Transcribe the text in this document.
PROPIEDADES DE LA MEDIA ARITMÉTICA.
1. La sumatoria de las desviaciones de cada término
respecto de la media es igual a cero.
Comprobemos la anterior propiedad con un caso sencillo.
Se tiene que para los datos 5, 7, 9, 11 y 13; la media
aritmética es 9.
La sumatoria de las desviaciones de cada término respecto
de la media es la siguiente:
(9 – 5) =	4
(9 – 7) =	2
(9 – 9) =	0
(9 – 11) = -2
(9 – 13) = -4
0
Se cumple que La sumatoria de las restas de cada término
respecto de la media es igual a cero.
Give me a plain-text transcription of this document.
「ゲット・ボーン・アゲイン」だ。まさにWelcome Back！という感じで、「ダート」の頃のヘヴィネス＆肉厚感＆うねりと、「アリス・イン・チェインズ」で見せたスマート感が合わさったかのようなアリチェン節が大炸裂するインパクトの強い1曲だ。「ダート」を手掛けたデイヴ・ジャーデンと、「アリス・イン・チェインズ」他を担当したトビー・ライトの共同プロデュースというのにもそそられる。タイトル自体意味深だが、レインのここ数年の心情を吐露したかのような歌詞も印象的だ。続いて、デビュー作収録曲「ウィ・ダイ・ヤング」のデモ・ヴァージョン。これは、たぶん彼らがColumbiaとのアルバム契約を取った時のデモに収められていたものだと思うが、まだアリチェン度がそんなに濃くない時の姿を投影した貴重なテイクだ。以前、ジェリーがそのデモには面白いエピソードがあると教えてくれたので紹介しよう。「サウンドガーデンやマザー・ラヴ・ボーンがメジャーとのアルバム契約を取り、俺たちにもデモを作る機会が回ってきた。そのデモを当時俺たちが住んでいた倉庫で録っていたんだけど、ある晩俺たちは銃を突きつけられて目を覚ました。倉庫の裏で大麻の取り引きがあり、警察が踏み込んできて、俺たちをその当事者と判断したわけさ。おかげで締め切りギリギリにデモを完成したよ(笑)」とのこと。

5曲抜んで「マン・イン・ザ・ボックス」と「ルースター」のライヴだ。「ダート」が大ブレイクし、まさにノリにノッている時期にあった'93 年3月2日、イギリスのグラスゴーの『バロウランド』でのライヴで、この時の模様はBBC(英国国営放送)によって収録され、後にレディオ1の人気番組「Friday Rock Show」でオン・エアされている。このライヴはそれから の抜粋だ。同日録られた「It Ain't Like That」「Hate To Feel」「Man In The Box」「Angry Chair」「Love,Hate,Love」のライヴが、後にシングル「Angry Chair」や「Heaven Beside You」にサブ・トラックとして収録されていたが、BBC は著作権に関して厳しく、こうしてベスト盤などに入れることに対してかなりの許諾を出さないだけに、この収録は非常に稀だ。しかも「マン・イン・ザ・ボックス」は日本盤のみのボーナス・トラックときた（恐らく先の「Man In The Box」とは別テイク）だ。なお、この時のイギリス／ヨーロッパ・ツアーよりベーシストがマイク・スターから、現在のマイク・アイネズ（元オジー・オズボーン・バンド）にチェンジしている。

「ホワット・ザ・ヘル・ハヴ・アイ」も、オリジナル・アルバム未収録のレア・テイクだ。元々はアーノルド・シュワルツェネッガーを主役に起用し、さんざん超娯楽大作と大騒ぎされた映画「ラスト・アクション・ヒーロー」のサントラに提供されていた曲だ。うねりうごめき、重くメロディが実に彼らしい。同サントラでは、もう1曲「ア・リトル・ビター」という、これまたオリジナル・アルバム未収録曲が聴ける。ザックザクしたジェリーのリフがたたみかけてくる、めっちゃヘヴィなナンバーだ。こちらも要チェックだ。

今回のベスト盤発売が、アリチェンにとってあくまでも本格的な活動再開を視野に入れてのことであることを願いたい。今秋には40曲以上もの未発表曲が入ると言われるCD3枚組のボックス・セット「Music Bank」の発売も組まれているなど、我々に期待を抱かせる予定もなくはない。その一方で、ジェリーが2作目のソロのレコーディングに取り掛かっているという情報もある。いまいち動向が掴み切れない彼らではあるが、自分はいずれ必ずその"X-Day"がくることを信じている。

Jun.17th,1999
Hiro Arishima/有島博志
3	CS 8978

TASK DETAILS>
Look through the entries above. Extract each line with the word "desviaciones".

TASK RESULT>
1. La sumatoria de las desviaciones de cada término
La sumatoria de las desviaciones de cada término respecto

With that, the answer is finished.